Dataset entries on figures
──────────

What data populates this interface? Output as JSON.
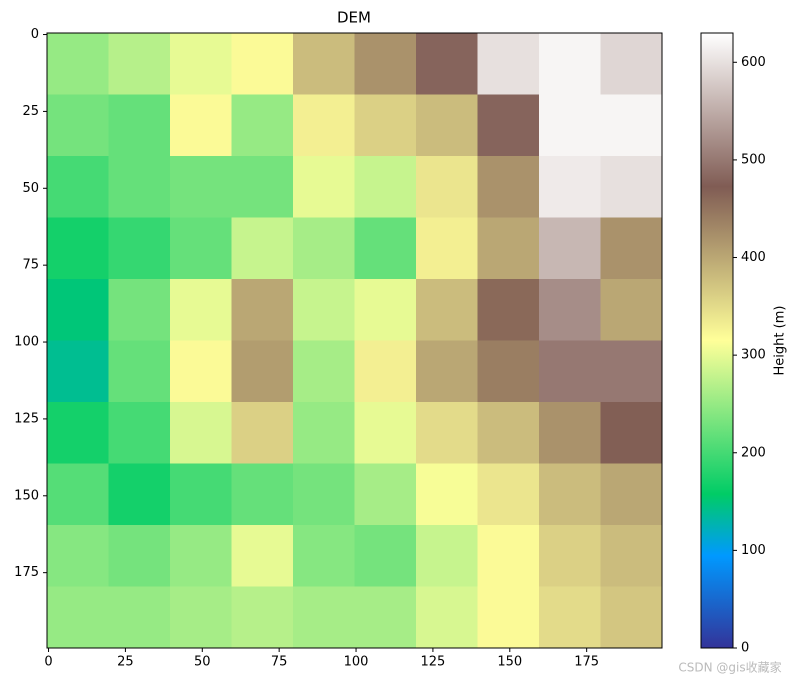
{
  "chart_data": {
    "type": "heatmap",
    "title": "DEM",
    "x_bins": [
      0,
      20,
      40,
      60,
      80,
      100,
      120,
      140,
      160,
      180,
      200
    ],
    "y_bins": [
      0,
      20,
      40,
      60,
      80,
      100,
      120,
      140,
      160,
      180,
      200
    ],
    "values": [
      [
        250,
        270,
        300,
        320,
        380,
        420,
        480,
        600,
        620,
        590
      ],
      [
        230,
        220,
        320,
        250,
        330,
        360,
        380,
        480,
        620,
        620
      ],
      [
        200,
        220,
        230,
        230,
        300,
        280,
        340,
        420,
        610,
        600
      ],
      [
        170,
        190,
        220,
        280,
        260,
        220,
        330,
        400,
        560,
        420
      ],
      [
        150,
        230,
        300,
        400,
        280,
        300,
        380,
        460,
        520,
        400
      ],
      [
        140,
        220,
        320,
        410,
        260,
        330,
        400,
        440,
        500,
        500
      ],
      [
        170,
        200,
        290,
        360,
        250,
        300,
        350,
        380,
        420,
        470
      ],
      [
        210,
        170,
        200,
        220,
        230,
        260,
        310,
        340,
        380,
        400
      ],
      [
        240,
        230,
        250,
        300,
        240,
        230,
        280,
        320,
        360,
        380
      ],
      [
        250,
        250,
        260,
        270,
        260,
        260,
        290,
        320,
        350,
        370
      ]
    ],
    "xlim": [
      -0.5,
      199.5
    ],
    "ylim": [
      199.5,
      -0.5
    ],
    "xticks": [
      0,
      25,
      50,
      75,
      100,
      125,
      150,
      175
    ],
    "yticks": [
      0,
      25,
      50,
      75,
      100,
      125,
      150,
      175
    ],
    "clim": [
      0,
      630
    ],
    "cticks": [
      0,
      100,
      200,
      300,
      400,
      500,
      600
    ],
    "colorbar_label": "Height (m)",
    "colormap": [
      [
        0,
        "#333399"
      ],
      [
        0.15,
        "#0099ff"
      ],
      [
        0.25,
        "#00cc66"
      ],
      [
        0.5,
        "#ffff99"
      ],
      [
        0.75,
        "#805c54"
      ],
      [
        1,
        "#ffffff"
      ]
    ],
    "watermark": "CSDN @gis收藏家"
  }
}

──────────

Problem to solve =
Every entry should be returned exactly as written, minus the pictures.

Exercise response =
What data populates this interface? Output as JSON.
{
  "chart_data": {
    "type": "heatmap",
    "title": "DEM",
    "x_bins": [
      0,
      20,
      40,
      60,
      80,
      100,
      120,
      140,
      160,
      180,
      200
    ],
    "y_bins": [
      0,
      20,
      40,
      60,
      80,
      100,
      120,
      140,
      160,
      180,
      200
    ],
    "values": [
      [
        250,
        270,
        300,
        320,
        380,
        420,
        480,
        600,
        620,
        590
      ],
      [
        230,
        220,
        320,
        250,
        330,
        360,
        380,
        480,
        620,
        620
      ],
      [
        200,
        220,
        230,
        230,
        300,
        280,
        340,
        420,
        610,
        600
      ],
      [
        170,
        190,
        220,
        280,
        260,
        220,
        330,
        400,
        560,
        420
      ],
      [
        150,
        230,
        300,
        400,
        280,
        300,
        380,
        460,
        520,
        400
      ],
      [
        140,
        220,
        320,
        410,
        260,
        330,
        400,
        440,
        500,
        500
      ],
      [
        170,
        200,
        290,
        360,
        250,
        300,
        350,
        380,
        420,
        470
      ],
      [
        210,
        170,
        200,
        220,
        230,
        260,
        310,
        340,
        380,
        400
      ],
      [
        240,
        230,
        250,
        300,
        240,
        230,
        280,
        320,
        360,
        380
      ],
      [
        250,
        250,
        260,
        270,
        260,
        260,
        290,
        320,
        350,
        370
      ]
    ],
    "xlim": [
      -0.5,
      199.5
    ],
    "ylim": [
      199.5,
      -0.5
    ],
    "xticks": [
      0,
      25,
      50,
      75,
      100,
      125,
      150,
      175
    ],
    "yticks": [
      0,
      25,
      50,
      75,
      100,
      125,
      150,
      175
    ],
    "clim": [
      0,
      630
    ],
    "cticks": [
      0,
      100,
      200,
      300,
      400,
      500,
      600
    ],
    "colorbar_label": "Height (m)",
    "colormap": [
      [
        0,
        "#333399"
      ],
      [
        0.15,
        "#0099ff"
      ],
      [
        0.25,
        "#00cc66"
      ],
      [
        0.5,
        "#ffff99"
      ],
      [
        0.75,
        "#805c54"
      ],
      [
        1,
        "#ffffff"
      ]
    ],
    "watermark": "CSDN @gis收藏家"
  }
}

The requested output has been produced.